■ WORK INSTRUCTION ■
Repeat every entry exactly. Pictures stay out.

(Document transcript data)
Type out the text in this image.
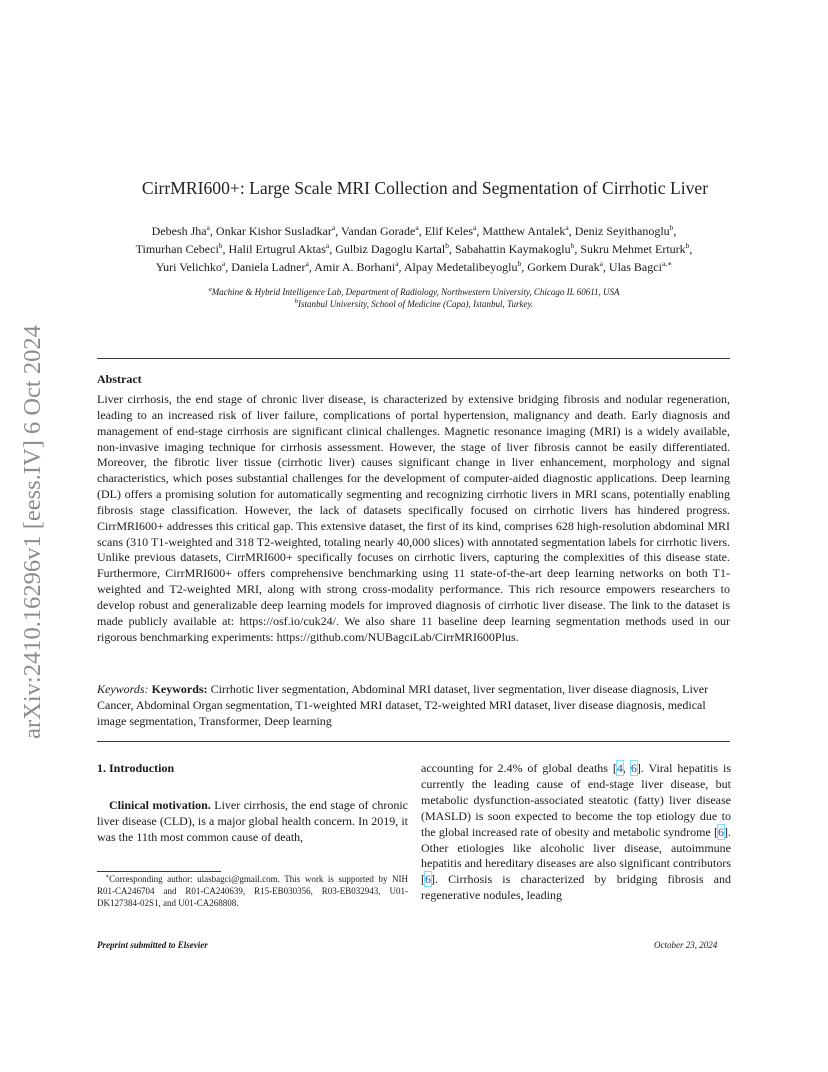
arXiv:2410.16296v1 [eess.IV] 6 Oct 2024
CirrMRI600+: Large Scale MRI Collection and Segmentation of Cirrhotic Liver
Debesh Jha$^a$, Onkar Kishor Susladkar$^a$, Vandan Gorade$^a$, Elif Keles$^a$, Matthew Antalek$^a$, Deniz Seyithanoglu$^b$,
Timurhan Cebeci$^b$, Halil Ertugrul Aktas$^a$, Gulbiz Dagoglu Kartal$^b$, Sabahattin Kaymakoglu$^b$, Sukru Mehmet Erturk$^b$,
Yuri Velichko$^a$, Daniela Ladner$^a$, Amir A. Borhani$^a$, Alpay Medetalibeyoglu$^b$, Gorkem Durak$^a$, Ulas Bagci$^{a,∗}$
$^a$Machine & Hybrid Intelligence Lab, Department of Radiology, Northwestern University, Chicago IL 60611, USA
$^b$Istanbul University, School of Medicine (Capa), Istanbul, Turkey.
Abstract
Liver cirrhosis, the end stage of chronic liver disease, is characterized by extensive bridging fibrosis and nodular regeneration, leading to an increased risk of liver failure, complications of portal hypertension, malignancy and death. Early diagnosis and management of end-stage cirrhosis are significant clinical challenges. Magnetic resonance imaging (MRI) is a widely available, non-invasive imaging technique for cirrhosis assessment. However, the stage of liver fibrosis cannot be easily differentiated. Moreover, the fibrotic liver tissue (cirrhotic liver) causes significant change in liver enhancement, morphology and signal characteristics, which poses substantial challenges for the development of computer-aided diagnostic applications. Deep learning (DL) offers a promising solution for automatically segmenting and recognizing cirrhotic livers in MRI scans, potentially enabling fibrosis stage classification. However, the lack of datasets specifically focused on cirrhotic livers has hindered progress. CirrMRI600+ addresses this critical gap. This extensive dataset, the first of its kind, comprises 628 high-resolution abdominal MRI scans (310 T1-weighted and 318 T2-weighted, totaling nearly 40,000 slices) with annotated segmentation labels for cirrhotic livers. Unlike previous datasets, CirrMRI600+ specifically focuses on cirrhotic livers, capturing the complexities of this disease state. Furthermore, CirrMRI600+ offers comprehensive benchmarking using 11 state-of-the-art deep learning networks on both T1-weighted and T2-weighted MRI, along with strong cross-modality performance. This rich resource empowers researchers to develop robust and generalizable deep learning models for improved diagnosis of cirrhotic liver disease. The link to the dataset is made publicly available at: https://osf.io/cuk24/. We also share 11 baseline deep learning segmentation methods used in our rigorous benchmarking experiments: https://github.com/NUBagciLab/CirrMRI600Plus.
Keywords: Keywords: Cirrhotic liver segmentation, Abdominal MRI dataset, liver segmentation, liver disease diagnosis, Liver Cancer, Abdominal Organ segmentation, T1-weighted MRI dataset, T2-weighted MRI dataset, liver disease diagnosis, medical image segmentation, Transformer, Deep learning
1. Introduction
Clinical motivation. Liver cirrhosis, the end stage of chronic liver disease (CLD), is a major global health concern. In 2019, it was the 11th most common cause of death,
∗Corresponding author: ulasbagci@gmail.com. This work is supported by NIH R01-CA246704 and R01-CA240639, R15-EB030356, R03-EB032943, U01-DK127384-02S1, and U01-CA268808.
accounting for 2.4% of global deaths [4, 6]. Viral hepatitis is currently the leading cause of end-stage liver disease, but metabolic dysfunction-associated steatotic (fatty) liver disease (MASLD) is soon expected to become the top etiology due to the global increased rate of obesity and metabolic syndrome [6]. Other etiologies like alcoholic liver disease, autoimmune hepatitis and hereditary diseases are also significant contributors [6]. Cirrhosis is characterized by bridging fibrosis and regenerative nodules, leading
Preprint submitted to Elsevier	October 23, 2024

■ ANSWER TO THIS TASK ■
Type out the text in this image.
arXiv:2410.16296v1 [eess.IV] 6 Oct 2024
CirrMRI600+: Large Scale MRI Collection and Segmentation of Cirrhotic Liver
Debesh Jha$^a$, Onkar Kishor Susladkar$^a$, Vandan Gorade$^a$, Elif Keles$^a$, Matthew Antalek$^a$, Deniz Seyithanoglu$^b$,
Timurhan Cebeci$^b$, Halil Ertugrul Aktas$^a$, Gulbiz Dagoglu Kartal$^b$, Sabahattin Kaymakoglu$^b$, Sukru Mehmet Erturk$^b$,
Yuri Velichko$^a$, Daniela Ladner$^a$, Amir A. Borhani$^a$, Alpay Medetalibeyoglu$^b$, Gorkem Durak$^a$, Ulas Bagci$^{a,∗}$
$^a$Machine & Hybrid Intelligence Lab, Department of Radiology, Northwestern University, Chicago IL 60611, USA
$^b$Istanbul University, School of Medicine (Capa), Istanbul, Turkey.
Abstract
Liver cirrhosis, the end stage of chronic liver disease, is characterized by extensive bridging fibrosis and nodular regeneration, leading to an increased risk of liver failure, complications of portal hypertension, malignancy and death. Early diagnosis and management of end-stage cirrhosis are significant clinical challenges. Magnetic resonance imaging (MRI) is a widely available, non-invasive imaging technique for cirrhosis assessment. However, the stage of liver fibrosis cannot be easily differentiated. Moreover, the fibrotic liver tissue (cirrhotic liver) causes significant change in liver enhancement, morphology and signal characteristics, which poses substantial challenges for the development of computer-aided diagnostic applications. Deep learning (DL) offers a promising solution for automatically segmenting and recognizing cirrhotic livers in MRI scans, potentially enabling fibrosis stage classification. However, the lack of datasets specifically focused on cirrhotic livers has hindered progress. CirrMRI600+ addresses this critical gap. This extensive dataset, the first of its kind, comprises 628 high-resolution abdominal MRI scans (310 T1-weighted and 318 T2-weighted, totaling nearly 40,000 slices) with annotated segmentation labels for cirrhotic livers. Unlike previous datasets, CirrMRI600+ specifically focuses on cirrhotic livers, capturing the complexities of this disease state. Furthermore, CirrMRI600+ offers comprehensive benchmarking using 11 state-of-the-art deep learning networks on both T1-weighted and T2-weighted MRI, along with strong cross-modality performance. This rich resource empowers researchers to develop robust and generalizable deep learning models for improved diagnosis of cirrhotic liver disease. The link to the dataset is made publicly available at: https://osf.io/cuk24/. We also share 11 baseline deep learning segmentation methods used in our rigorous benchmarking experiments: https://github.com/NUBagciLab/CirrMRI600Plus.
Keywords: Keywords: Cirrhotic liver segmentation, Abdominal MRI dataset, liver segmentation, liver disease diagnosis, Liver Cancer, Abdominal Organ segmentation, T1-weighted MRI dataset, T2-weighted MRI dataset, liver disease diagnosis, medical image segmentation, Transformer, Deep learning
1. Introduction
Clinical motivation. Liver cirrhosis, the end stage of chronic liver disease (CLD), is a major global health concern. In 2019, it was the 11th most common cause of death,
∗Corresponding author: ulasbagci@gmail.com. This work is supported by NIH R01-CA246704 and R01-CA240639, R15-EB030356, R03-EB032943, U01-DK127384-02S1, and U01-CA268808.
accounting for 2.4% of global deaths [4, 6]. Viral hepatitis is currently the leading cause of end-stage liver disease, but metabolic dysfunction-associated steatotic (fatty) liver disease (MASLD) is soon expected to become the top etiology due to the global increased rate of obesity and metabolic syndrome [6]. Other etiologies like alcoholic liver disease, autoimmune hepatitis and hereditary diseases are also significant contributors [6]. Cirrhosis is characterized by bridging fibrosis and regenerative nodules, leading
Preprint submitted to Elsevier	October 23, 2024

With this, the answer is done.